Saved entries
· · ·

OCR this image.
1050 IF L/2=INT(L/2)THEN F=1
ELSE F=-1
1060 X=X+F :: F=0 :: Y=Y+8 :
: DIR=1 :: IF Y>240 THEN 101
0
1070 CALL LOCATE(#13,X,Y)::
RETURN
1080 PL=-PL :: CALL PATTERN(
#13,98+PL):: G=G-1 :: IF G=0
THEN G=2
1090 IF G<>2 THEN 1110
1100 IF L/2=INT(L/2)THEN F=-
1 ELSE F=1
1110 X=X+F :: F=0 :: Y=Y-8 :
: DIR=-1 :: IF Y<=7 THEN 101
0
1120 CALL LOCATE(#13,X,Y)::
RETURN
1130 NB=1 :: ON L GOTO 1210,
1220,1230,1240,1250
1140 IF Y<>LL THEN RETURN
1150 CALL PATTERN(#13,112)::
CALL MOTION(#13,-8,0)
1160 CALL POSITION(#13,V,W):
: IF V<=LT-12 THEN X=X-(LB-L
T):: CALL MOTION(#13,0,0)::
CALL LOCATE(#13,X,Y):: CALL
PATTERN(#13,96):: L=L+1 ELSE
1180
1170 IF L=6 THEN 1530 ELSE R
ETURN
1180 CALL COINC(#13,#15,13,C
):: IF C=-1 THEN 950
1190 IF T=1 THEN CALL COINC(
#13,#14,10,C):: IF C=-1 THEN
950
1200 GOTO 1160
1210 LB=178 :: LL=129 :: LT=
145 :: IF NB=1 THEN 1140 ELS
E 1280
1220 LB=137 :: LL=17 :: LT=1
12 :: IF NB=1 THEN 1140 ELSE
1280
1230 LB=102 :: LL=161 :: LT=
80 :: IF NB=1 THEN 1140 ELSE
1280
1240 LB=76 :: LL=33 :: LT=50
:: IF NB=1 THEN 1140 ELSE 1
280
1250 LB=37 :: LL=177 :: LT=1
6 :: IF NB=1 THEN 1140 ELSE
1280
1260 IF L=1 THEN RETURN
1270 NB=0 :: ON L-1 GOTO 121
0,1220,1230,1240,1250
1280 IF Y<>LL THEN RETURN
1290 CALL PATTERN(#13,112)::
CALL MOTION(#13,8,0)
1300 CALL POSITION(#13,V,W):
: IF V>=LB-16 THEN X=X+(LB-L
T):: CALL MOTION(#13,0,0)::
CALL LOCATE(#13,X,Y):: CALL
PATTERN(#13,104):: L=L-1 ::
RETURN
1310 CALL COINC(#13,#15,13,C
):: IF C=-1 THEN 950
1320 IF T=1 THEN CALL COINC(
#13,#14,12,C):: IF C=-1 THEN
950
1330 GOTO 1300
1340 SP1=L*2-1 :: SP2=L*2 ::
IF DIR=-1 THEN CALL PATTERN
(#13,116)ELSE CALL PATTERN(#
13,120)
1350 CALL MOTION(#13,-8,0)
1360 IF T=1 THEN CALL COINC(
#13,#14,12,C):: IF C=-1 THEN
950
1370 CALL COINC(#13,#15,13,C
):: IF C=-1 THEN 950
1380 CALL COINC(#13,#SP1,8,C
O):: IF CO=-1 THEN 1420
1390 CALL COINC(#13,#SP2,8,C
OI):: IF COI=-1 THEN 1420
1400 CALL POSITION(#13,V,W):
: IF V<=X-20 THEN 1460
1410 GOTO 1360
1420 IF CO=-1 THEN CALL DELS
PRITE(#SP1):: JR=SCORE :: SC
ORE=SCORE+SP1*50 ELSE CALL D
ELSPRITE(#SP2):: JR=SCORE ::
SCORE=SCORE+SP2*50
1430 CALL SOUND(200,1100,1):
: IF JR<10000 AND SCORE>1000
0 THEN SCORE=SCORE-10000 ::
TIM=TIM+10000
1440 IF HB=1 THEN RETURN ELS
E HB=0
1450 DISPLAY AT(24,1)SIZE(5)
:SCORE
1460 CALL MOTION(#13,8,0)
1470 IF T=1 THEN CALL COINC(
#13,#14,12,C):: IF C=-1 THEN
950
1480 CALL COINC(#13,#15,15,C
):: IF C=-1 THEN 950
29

· · ·

• _Aim_
Write out all the data again, exactly as it appears.

• _The reply_
OCR this image.
1050 IF L/2=INT(L/2)THEN F=1
ELSE F=-1
1060 X=X+F :: F=0 :: Y=Y+8 :
: DIR=1 :: IF Y>240 THEN 101
0
1070 CALL LOCATE(#13,X,Y)::
RETURN
1080 PL=-PL :: CALL PATTERN(
#13,98+PL):: G=G-1 :: IF G=0
THEN G=2
1090 IF G<>2 THEN 1110
1100 IF L/2=INT(L/2)THEN F=-
1 ELSE F=1
1110 X=X+F :: F=0 :: Y=Y-8 :
: DIR=-1 :: IF Y<=7 THEN 101
0
1120 CALL LOCATE(#13,X,Y)::
RETURN
1130 NB=1 :: ON L GOTO 1210,
1220,1230,1240,1250
1140 IF Y<>LL THEN RETURN
1150 CALL PATTERN(#13,112)::
CALL MOTION(#13,-8,0)
1160 CALL POSITION(#13,V,W):
: IF V<=LT-12 THEN X=X-(LB-L
T):: CALL MOTION(#13,0,0)::
CALL LOCATE(#13,X,Y):: CALL
PATTERN(#13,96):: L=L+1 ELSE
1180
1170 IF L=6 THEN 1530 ELSE R
ETURN
1180 CALL COINC(#13,#15,13,C
):: IF C=-1 THEN 950
1190 IF T=1 THEN CALL COINC(
#13,#14,10,C):: IF C=-1 THEN
950
1200 GOTO 1160
1210 LB=178 :: LL=129 :: LT=
145 :: IF NB=1 THEN 1140 ELS
E 1280
1220 LB=137 :: LL=17 :: LT=1
12 :: IF NB=1 THEN 1140 ELSE
1280
1230 LB=102 :: LL=161 :: LT=
80 :: IF NB=1 THEN 1140 ELSE
1280
1240 LB=76 :: LL=33 :: LT=50
:: IF NB=1 THEN 1140 ELSE 1
280
1250 LB=37 :: LL=177 :: LT=1
6 :: IF NB=1 THEN 1140 ELSE
1280
1260 IF L=1 THEN RETURN
1270 NB=0 :: ON L-1 GOTO 121
0,1220,1230,1240,1250
1280 IF Y<>LL THEN RETURN
1290 CALL PATTERN(#13,112)::
CALL MOTION(#13,8,0)
1300 CALL POSITION(#13,V,W):
: IF V>=LB-16 THEN X=X+(LB-L
T):: CALL MOTION(#13,0,0)::
CALL LOCATE(#13,X,Y):: CALL
PATTERN(#13,104):: L=L-1 ::
RETURN
1310 CALL COINC(#13,#15,13,C
):: IF C=-1 THEN 950
1320 IF T=1 THEN CALL COINC(
#13,#14,12,C):: IF C=-1 THEN
950
1330 GOTO 1300
1340 SP1=L*2-1 :: SP2=L*2 ::
IF DIR=-1 THEN CALL PATTERN
(#13,116)ELSE CALL PATTERN(#
13,120)
1350 CALL MOTION(#13,-8,0)
1360 IF T=1 THEN CALL COINC(
#13,#14,12,C):: IF C=-1 THEN
950
1370 CALL COINC(#13,#15,13,C
):: IF C=-1 THEN 950
1380 CALL COINC(#13,#SP1,8,C
O):: IF CO=-1 THEN 1420
1390 CALL COINC(#13,#SP2,8,C
OI):: IF COI=-1 THEN 1420
1400 CALL POSITION(#13,V,W):
: IF V<=X-20 THEN 1460
1410 GOTO 1360
1420 IF CO=-1 THEN CALL DELS
PRITE(#SP1):: JR=SCORE :: SC
ORE=SCORE+SP1*50 ELSE CALL D
ELSPRITE(#SP2):: JR=SCORE ::
SCORE=SCORE+SP2*50
1430 CALL SOUND(200,1100,1):
: IF JR<10000 AND SCORE>1000
0 THEN SCORE=SCORE-10000 ::
TIM=TIM+10000
1440 IF HB=1 THEN RETURN ELS
E HB=0
1450 DISPLAY AT(24,1)SIZE(5)
:SCORE
1460 CALL MOTION(#13,8,0)
1470 IF T=1 THEN CALL COINC(
#13,#14,12,C):: IF C=-1 THEN
950
1480 CALL COINC(#13,#15,15,C
):: IF C=-1 THEN 950
29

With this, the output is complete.